作業内容:
1 - 味噌作りについての抜粋を読み、次の問いに答えよ。
(a) 味噌作りに必要な材料として挙げられている3つは何か。
(b) 仕込んだ味噌はどのくらいの期間、どのような場所で保管するとされているか。
(c) 今年、味噌作りは誰に任せてみることにしたか。
2 - 味噌作りについての抜粋の続きを、最後の文の後から書け。

抜粋:
========================
ここ数年この季節になると、家で味噌作りをしています。
昨年は色々な豆で仕込んでみたくて数種類の味噌を仕込みました。
毎年、子どもたちも手伝ってくれるのですが、今年は意欲がすごくて、、、
子どもたち3人それぞれに味噌作りを任せてみることにしました。
味噌作りは最高の食育になっています。
本記事のおすすめの方
・味噌作りに興味のある方
・子どもたちに味噌作りをさせてみたい方
・味噌が好きな方
味噌の作り方
味噌作りに必要なものはたった3つです。
大豆・米麹・塩
この材料だけあれば、味噌が仕込めてしまいます。
作り方は・・・
①大豆を煮る
②米麹と塩を混ぜる
③煮た豆を潰して②と混ぜる
④手のひらサイズの玉を作る(味噌玉)
⑤消毒した樽や入れ物に④の味噌玉を叩き入れる(空気を抜く意味があります)
⑥全て入れたら表面を平らにして塩をまぶす
⑦ラップなどで表面を覆って重石を置く(置かなくてもOK)
⑧半年以上、日の当たらない場所で保管する
半年後、天地返しといって一度混ぜる工程があります。やらない方もいるので、そこは個人の判断でいいと思います。
味噌作りをする理由
私がなぜ、味噌作りを続けているかというと、大きく2つ理由があります。
① 食べものには「育つ時間」があることを知ってほしいため
今は便利で、すぐに食べられるものがたくさんありますが、食べ物が出来上がるまでの工程を知ってほしい思いがありました。特に味噌作りは「待つこと」を教えてくれる食べものです。仕込んでから約1年という時間をかけて、ようやく食卓に並びます。 「すぐにはできないものがある」ということを、暮らしの中で感じてほしい、経験してみてほしいのが理由です。
② 食の安心・安全のため
決して市販の味噌が悪いわけではありませんが、子ども出産後は添加物というものに敏感になり、入っているものが気になるようになりました。手作り味噌は何が入っているか100%把握できるため 「わかって食べる」安心感があるので続けています。
味噌作りを食育に
「買う前に、作る工程がある」
「時間が味をつくっていく」
「発酵という待つ時間がある」
「カビが生えることもある」
味噌作りを通して感じたことは子どもの食育としても繋がるものがあるということです。
教え込む食育ではなく一緒に体験する食育です。自分たちの手で作ることによって自信にも繋がり、作ったものを見守る時間を通して食の奥深さを知っていけます。
========================
与えられた項目:
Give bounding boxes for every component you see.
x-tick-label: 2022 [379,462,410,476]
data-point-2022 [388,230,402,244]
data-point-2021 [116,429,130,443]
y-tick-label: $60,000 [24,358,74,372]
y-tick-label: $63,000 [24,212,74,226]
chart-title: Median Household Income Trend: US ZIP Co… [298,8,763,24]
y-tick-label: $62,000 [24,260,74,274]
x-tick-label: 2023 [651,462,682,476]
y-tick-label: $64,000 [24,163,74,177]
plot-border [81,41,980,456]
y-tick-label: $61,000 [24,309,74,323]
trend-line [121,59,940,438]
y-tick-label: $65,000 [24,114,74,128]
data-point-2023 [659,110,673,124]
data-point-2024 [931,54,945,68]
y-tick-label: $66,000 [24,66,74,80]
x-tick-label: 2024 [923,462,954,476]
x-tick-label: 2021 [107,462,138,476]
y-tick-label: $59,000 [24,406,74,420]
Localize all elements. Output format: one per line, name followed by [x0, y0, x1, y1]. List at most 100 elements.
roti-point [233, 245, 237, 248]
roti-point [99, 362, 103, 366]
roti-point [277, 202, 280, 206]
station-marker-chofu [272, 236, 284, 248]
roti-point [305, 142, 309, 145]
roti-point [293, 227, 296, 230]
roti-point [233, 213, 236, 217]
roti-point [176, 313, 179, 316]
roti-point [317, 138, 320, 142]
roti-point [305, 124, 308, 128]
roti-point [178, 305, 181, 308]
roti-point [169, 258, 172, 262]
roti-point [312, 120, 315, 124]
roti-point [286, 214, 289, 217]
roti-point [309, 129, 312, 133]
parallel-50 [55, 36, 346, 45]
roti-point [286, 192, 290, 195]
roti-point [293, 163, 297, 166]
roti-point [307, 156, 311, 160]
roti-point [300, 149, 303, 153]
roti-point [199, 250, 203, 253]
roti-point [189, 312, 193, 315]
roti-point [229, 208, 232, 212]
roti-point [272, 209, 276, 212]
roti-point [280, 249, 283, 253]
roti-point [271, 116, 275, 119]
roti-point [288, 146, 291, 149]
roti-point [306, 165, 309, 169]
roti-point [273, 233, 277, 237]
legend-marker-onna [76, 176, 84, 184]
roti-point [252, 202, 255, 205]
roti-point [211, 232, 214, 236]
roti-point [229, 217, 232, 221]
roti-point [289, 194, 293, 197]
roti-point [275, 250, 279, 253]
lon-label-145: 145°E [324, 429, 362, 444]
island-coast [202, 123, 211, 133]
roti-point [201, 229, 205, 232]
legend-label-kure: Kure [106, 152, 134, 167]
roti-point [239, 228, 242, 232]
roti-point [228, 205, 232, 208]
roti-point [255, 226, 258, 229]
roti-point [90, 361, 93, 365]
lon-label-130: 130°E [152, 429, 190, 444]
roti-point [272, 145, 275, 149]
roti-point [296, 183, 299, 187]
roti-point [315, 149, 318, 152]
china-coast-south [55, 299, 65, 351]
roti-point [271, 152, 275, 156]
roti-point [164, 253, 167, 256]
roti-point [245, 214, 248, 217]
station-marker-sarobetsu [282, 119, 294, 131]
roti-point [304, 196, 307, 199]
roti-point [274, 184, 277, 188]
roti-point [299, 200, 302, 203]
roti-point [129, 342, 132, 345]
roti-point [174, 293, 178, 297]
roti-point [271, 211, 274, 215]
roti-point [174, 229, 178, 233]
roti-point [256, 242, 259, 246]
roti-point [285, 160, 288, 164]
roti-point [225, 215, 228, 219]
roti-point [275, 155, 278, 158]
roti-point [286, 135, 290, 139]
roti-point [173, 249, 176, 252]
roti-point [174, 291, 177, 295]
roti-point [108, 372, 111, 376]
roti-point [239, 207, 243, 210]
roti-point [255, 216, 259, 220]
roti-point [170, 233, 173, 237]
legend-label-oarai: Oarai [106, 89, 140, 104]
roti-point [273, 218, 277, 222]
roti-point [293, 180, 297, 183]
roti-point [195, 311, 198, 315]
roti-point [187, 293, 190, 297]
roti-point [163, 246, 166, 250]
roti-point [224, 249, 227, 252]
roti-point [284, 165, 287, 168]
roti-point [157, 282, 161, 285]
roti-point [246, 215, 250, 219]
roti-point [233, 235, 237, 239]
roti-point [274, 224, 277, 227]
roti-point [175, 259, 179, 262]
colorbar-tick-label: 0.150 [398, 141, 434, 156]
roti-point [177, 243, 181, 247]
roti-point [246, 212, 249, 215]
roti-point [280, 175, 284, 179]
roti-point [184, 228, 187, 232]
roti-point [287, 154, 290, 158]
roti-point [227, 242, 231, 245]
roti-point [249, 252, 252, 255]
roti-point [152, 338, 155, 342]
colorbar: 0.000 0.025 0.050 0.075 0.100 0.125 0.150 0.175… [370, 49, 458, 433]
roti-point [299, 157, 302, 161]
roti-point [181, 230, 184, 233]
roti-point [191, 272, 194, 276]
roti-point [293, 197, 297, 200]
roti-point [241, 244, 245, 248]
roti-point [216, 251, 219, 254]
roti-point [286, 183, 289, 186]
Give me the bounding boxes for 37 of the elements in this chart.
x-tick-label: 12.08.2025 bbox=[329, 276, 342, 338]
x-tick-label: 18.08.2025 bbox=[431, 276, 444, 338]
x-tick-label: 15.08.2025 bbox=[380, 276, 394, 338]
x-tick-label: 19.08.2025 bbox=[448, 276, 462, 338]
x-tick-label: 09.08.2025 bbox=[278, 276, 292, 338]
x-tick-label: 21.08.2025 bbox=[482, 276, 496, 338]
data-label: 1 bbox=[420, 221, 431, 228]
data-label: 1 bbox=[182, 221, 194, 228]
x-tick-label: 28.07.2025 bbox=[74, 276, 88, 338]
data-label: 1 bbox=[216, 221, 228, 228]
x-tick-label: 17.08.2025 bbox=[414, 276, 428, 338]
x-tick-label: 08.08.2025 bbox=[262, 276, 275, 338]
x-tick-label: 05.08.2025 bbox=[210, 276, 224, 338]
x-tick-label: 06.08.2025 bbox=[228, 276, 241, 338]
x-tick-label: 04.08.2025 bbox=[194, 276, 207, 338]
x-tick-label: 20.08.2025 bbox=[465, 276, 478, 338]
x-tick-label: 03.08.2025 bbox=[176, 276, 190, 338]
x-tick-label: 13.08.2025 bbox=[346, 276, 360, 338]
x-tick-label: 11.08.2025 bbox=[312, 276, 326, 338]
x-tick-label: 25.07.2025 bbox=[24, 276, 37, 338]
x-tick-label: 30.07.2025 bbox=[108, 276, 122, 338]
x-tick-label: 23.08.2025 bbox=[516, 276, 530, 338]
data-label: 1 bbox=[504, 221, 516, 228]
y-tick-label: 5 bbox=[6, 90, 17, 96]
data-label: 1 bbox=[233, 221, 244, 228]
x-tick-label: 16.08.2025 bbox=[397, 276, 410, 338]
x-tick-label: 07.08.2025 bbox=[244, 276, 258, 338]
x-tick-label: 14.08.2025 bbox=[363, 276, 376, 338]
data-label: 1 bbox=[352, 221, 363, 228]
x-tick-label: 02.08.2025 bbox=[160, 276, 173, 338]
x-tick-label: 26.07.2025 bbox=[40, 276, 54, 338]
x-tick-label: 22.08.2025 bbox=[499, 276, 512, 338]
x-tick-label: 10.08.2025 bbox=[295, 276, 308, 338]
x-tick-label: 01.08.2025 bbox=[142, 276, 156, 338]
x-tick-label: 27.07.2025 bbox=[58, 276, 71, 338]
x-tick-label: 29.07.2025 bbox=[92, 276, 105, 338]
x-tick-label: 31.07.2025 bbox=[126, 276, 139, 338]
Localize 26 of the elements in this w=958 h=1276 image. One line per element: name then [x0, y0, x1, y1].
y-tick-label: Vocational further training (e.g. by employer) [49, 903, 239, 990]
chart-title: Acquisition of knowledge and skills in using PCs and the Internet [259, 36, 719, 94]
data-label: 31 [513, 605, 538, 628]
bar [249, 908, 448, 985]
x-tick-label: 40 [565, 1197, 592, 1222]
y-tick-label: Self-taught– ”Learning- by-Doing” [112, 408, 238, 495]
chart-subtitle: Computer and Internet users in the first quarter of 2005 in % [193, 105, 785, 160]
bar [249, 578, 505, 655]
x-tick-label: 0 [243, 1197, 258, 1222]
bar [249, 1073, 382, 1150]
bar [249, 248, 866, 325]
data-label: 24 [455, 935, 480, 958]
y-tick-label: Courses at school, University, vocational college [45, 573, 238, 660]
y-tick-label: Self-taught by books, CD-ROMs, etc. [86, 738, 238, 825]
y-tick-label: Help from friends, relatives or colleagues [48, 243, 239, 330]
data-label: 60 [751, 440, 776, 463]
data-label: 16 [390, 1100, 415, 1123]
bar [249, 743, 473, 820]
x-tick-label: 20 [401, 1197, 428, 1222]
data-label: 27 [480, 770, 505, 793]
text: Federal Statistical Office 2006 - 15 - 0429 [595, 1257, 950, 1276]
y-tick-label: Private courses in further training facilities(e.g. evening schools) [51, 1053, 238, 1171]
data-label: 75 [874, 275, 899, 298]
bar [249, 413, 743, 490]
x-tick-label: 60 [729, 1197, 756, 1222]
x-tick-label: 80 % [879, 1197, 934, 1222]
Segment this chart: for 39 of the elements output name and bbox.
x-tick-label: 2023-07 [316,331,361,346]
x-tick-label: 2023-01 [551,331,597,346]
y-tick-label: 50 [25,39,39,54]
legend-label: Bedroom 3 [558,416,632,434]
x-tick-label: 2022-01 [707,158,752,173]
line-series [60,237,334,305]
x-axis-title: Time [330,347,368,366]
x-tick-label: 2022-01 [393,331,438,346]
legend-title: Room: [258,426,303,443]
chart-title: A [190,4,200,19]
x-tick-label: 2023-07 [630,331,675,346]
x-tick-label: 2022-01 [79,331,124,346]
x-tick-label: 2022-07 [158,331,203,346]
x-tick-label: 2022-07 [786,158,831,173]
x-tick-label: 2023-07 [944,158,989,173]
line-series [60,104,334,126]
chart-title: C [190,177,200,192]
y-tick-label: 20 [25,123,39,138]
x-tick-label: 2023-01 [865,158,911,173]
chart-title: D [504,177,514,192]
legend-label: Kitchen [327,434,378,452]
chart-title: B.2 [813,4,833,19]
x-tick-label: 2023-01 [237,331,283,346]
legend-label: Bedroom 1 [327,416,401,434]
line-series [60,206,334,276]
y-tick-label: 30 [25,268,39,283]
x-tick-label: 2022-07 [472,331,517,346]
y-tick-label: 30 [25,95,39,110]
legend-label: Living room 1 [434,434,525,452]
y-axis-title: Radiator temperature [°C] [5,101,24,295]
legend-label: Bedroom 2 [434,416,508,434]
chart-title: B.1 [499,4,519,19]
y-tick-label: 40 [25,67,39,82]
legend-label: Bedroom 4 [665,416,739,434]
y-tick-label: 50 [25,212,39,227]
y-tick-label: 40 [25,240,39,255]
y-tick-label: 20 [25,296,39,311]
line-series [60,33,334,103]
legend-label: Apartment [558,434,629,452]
========================
課題の解答:
1 -
(a) 大豆・米麹・塩
(b) 半年以上、日の当たらない場所
(c) 子どもたち3人それぞれ

2 -
食べ物を大切にする心が育ち、食に興味をもち、食べることを大切にできるようになる。
食べること=生きることです。それを一緒に体験するのに味噌作りはとても最適だと思います。
この食育を通して、「すぐ結果を求めない」「失敗も含めて受け入れる」そんなことも伝わっていくのかなと感じています。
味噌を子どもと一緒に作るコツ
子どもとするにあたって一番大切なことは
「ちゃんと作る」より 「一緒にやった感覚を残す」 ことです。
失敗しないための“技術”を教えるのではなく、一緒にやる時間に目を向けて関わるようにします。
・完璧を目指さない、正解を教えすぎない
→味噌玉が変な形でも、豆が完全に潰せてなくても発酵はしますので大丈夫です。また、こうやるんだと正解を見せるのではなく楽しくできるよう見守ったり一緒に考える時間をもつようにします
・汚れてよい環境を作る、時間を区切る
→塩と米麹を混ぜる、味噌玉を作るなど作業の時必ず床が汚れます。汚れてもよい環境(床に新聞紙を敷くなど)を先に作ること、そして体力を使う作業になるので、集中が途切れてしまうこともあります。時間を区切ることでメリハリをもってできるようになります。
・会話を楽しむ
→こうすることによって発酵が進んで、、、と勉強になるような会話より、匂いや感触などについての会話を中心にすると楽しくなります。
・失敗も一緒に受け止める
→カビが生えたり、思っていた味にならないこともあります。“生きている食べもの”ということを知り受け入れ、暮らしのリアルを感じられる瞬間になります。
「ちゃんと作らなきゃ」ではなく「やってみる」ことがコツです。
まとめ
味噌作りは、同じ材料でも場所や気候・混ぜ方で味が変わります。
「それぞれの家庭で味噌汁が違う」という表現がありますが、それは味噌作りにも言えることです。 子どもにとっては大人になって思い出す味になります。
子どもたちも味噌作りを通して、食べ物の大切さを知り、そのおいしさを味わって食べるようになっています。
人が一生付き合っていく食の時間。
食には育てる時間があるということを子どもの時から知っていける味噌作り食育。
みなさんもぜひ始めてみませんか。